-- START OF Data in this exercise --
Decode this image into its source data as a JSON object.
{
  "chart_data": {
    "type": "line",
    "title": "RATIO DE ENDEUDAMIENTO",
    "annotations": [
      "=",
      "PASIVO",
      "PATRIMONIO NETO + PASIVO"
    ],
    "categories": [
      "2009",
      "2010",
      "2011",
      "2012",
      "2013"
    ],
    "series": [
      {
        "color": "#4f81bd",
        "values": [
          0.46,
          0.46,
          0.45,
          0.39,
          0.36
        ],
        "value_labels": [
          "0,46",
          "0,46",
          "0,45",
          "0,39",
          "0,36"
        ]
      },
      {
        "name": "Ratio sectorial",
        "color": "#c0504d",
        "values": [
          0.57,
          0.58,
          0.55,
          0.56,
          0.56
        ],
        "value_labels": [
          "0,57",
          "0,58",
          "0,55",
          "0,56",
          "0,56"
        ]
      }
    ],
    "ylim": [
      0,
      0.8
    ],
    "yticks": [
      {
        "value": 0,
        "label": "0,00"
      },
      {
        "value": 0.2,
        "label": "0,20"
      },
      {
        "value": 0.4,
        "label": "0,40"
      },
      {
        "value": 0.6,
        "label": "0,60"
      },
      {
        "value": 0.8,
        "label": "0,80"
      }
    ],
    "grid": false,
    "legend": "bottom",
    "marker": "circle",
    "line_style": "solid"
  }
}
-- END OF Data in this exercise --
To be done: Each entry must be reproduced verbatim.

Worked answer:
Decode this image into its source data as a JSON object.
{
  "chart_data": {
    "type": "line",
    "title": "RATIO DE ENDEUDAMIENTO",
    "annotations": [
      "=",
      "PASIVO",
      "PATRIMONIO NETO + PASIVO"
    ],
    "categories": [
      "2009",
      "2010",
      "2011",
      "2012",
      "2013"
    ],
    "series": [
      {
        "color": "#4f81bd",
        "values": [
          0.46,
          0.46,
          0.45,
          0.39,
          0.36
        ],
        "value_labels": [
          "0,46",
          "0,46",
          "0,45",
          "0,39",
          "0,36"
        ]
      },
      {
        "name": "Ratio sectorial",
        "color": "#c0504d",
        "values": [
          0.57,
          0.58,
          0.55,
          0.56,
          0.56
        ],
        "value_labels": [
          "0,57",
          "0,58",
          "0,55",
          "0,56",
          "0,56"
        ]
      }
    ],
    "ylim": [
      0,
      0.8
    ],
    "yticks": [
      {
        "value": 0,
        "label": "0,00"
      },
      {
        "value": 0.2,
        "label": "0,20"
      },
      {
        "value": 0.4,
        "label": "0,40"
      },
      {
        "value": 0.6,
        "label": "0,60"
      },
      {
        "value": 0.8,
        "label": "0,80"
      }
    ],
    "grid": false,
    "legend": "bottom",
    "marker": "circle",
    "line_style": "solid"
  }
}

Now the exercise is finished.